Exercise description >>
Copy the records below line for line, keeping every character unchanged.

* begin Data *

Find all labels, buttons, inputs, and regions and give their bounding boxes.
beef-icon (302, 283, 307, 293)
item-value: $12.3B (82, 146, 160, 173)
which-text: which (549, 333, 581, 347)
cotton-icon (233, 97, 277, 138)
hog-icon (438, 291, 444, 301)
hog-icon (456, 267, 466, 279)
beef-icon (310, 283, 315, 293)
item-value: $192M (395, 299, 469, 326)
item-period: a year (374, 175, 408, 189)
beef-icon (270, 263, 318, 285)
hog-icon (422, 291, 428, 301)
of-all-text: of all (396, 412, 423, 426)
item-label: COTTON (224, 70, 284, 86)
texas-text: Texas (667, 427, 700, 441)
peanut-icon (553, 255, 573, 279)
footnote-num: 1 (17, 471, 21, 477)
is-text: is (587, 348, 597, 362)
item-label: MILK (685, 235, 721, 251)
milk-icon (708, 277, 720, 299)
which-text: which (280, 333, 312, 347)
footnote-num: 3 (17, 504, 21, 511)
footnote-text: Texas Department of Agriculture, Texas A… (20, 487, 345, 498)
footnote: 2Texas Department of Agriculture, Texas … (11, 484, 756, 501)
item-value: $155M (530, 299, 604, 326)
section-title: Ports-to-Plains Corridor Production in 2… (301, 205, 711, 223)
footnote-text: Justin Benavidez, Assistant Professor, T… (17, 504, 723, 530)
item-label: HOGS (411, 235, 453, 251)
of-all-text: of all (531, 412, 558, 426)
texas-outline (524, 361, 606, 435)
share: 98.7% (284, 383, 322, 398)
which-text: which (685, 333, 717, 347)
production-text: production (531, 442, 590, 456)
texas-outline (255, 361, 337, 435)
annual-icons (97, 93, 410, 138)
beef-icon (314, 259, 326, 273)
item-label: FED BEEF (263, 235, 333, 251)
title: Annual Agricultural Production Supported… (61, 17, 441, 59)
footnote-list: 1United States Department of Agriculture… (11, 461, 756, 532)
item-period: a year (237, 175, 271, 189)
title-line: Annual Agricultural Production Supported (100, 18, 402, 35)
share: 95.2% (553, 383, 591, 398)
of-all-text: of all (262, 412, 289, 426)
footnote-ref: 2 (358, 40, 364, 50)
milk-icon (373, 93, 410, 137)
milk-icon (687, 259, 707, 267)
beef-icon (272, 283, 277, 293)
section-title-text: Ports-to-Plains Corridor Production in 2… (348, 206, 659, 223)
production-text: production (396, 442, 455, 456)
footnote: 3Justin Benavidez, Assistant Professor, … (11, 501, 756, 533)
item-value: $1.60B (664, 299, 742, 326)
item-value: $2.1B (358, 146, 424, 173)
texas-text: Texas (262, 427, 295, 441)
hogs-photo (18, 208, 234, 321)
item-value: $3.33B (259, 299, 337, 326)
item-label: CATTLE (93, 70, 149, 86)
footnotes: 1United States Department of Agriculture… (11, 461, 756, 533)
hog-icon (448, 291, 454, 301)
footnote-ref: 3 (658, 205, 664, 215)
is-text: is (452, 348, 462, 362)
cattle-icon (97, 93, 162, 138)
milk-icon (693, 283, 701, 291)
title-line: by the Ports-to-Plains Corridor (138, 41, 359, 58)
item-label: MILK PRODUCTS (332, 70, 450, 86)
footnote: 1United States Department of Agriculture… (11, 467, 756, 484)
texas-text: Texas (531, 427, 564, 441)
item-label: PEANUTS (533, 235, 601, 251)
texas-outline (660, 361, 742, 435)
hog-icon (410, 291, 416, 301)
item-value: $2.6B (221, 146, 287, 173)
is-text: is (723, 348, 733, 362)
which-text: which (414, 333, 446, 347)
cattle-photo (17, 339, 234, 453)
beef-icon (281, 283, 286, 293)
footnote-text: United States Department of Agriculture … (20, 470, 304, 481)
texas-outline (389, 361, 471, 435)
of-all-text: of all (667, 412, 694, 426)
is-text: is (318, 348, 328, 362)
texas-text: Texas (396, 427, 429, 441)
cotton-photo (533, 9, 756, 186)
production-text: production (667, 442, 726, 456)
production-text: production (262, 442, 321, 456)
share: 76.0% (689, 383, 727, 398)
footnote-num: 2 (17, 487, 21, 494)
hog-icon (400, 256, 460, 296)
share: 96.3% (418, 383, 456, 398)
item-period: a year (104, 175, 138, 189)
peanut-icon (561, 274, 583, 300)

* end Data *

Worked solution >>
Find all labels, buttons, inputs, and regions and give their bounding boxes.
beef-icon (302, 283, 307, 293)
item-value: $12.3B (82, 146, 160, 173)
which-text: which (549, 333, 581, 347)
cotton-icon (233, 97, 277, 138)
hog-icon (438, 291, 444, 301)
hog-icon (456, 267, 466, 279)
beef-icon (310, 283, 315, 293)
item-value: $192M (395, 299, 469, 326)
item-period: a year (374, 175, 408, 189)
beef-icon (270, 263, 318, 285)
hog-icon (422, 291, 428, 301)
of-all-text: of all (396, 412, 423, 426)
item-label: COTTON (224, 70, 284, 86)
texas-text: Texas (667, 427, 700, 441)
peanut-icon (553, 255, 573, 279)
footnote-num: 1 (17, 471, 21, 477)
is-text: is (587, 348, 597, 362)
item-label: MILK (685, 235, 721, 251)
milk-icon (708, 277, 720, 299)
which-text: which (280, 333, 312, 347)
footnote-num: 3 (17, 504, 21, 511)
footnote-text: Texas Department of Agriculture, Texas A… (20, 487, 345, 498)
footnote: 2Texas Department of Agriculture, Texas … (11, 484, 756, 501)
item-value: $155M (530, 299, 604, 326)
section-title: Ports-to-Plains Corridor Production in 2… (301, 205, 711, 223)
footnote-text: Justin Benavidez, Assistant Professor, T… (17, 504, 723, 530)
item-label: HOGS (411, 235, 453, 251)
of-all-text: of all (531, 412, 558, 426)
texas-outline (524, 361, 606, 435)
share: 98.7% (284, 383, 322, 398)
which-text: which (685, 333, 717, 347)
production-text: production (531, 442, 590, 456)
texas-outline (255, 361, 337, 435)
annual-icons (97, 93, 410, 138)
beef-icon (314, 259, 326, 273)
item-label: FED BEEF (263, 235, 333, 251)
title: Annual Agricultural Production Supported… (61, 17, 441, 59)
footnote-list: 1United States Department of Agriculture… (11, 461, 756, 532)
item-period: a year (237, 175, 271, 189)
title-line: Annual Agricultural Production Supported (100, 18, 402, 35)
share: 95.2% (553, 383, 591, 398)
of-all-text: of all (262, 412, 289, 426)
footnote-ref: 2 (358, 40, 364, 50)
milk-icon (373, 93, 410, 137)
milk-icon (687, 259, 707, 267)
beef-icon (272, 283, 277, 293)
section-title-text: Ports-to-Plains Corridor Production in 2… (348, 206, 659, 223)
production-text: production (396, 442, 455, 456)
footnote: 3Justin Benavidez, Assistant Professor, … (11, 501, 756, 533)
item-value: $1.60B (664, 299, 742, 326)
item-value: $2.1B (358, 146, 424, 173)
texas-text: Texas (262, 427, 295, 441)
hogs-photo (18, 208, 234, 321)
item-value: $3.33B (259, 299, 337, 326)
item-label: CATTLE (93, 70, 149, 86)
footnotes: 1United States Department of Agriculture… (11, 461, 756, 533)
hog-icon (448, 291, 454, 301)
footnote-ref: 3 (658, 205, 664, 215)
is-text: is (452, 348, 462, 362)
cattle-icon (97, 93, 162, 138)
milk-icon (693, 283, 701, 291)
title-line: by the Ports-to-Plains Corridor (138, 41, 359, 58)
item-label: MILK PRODUCTS (332, 70, 450, 86)
footnote: 1United States Department of Agriculture… (11, 467, 756, 484)
texas-text: Texas (531, 427, 564, 441)
item-label: PEANUTS (533, 235, 601, 251)
texas-outline (660, 361, 742, 435)
hog-icon (410, 291, 416, 301)
item-value: $2.6B (221, 146, 287, 173)
is-text: is (723, 348, 733, 362)
which-text: which (414, 333, 446, 347)
cattle-photo (17, 339, 234, 453)
beef-icon (281, 283, 286, 293)
footnote-text: United States Department of Agriculture … (20, 470, 304, 481)
texas-outline (389, 361, 471, 435)
of-all-text: of all (667, 412, 694, 426)
is-text: is (318, 348, 328, 362)
texas-text: Texas (396, 427, 429, 441)
cotton-photo (533, 9, 756, 186)
production-text: production (667, 442, 726, 456)
production-text: production (262, 442, 321, 456)
share: 76.0% (689, 383, 727, 398)
footnote-num: 2 (17, 487, 21, 494)
hog-icon (400, 256, 460, 296)
share: 96.3% (418, 383, 456, 398)
item-period: a year (104, 175, 138, 189)
peanut-icon (561, 274, 583, 300)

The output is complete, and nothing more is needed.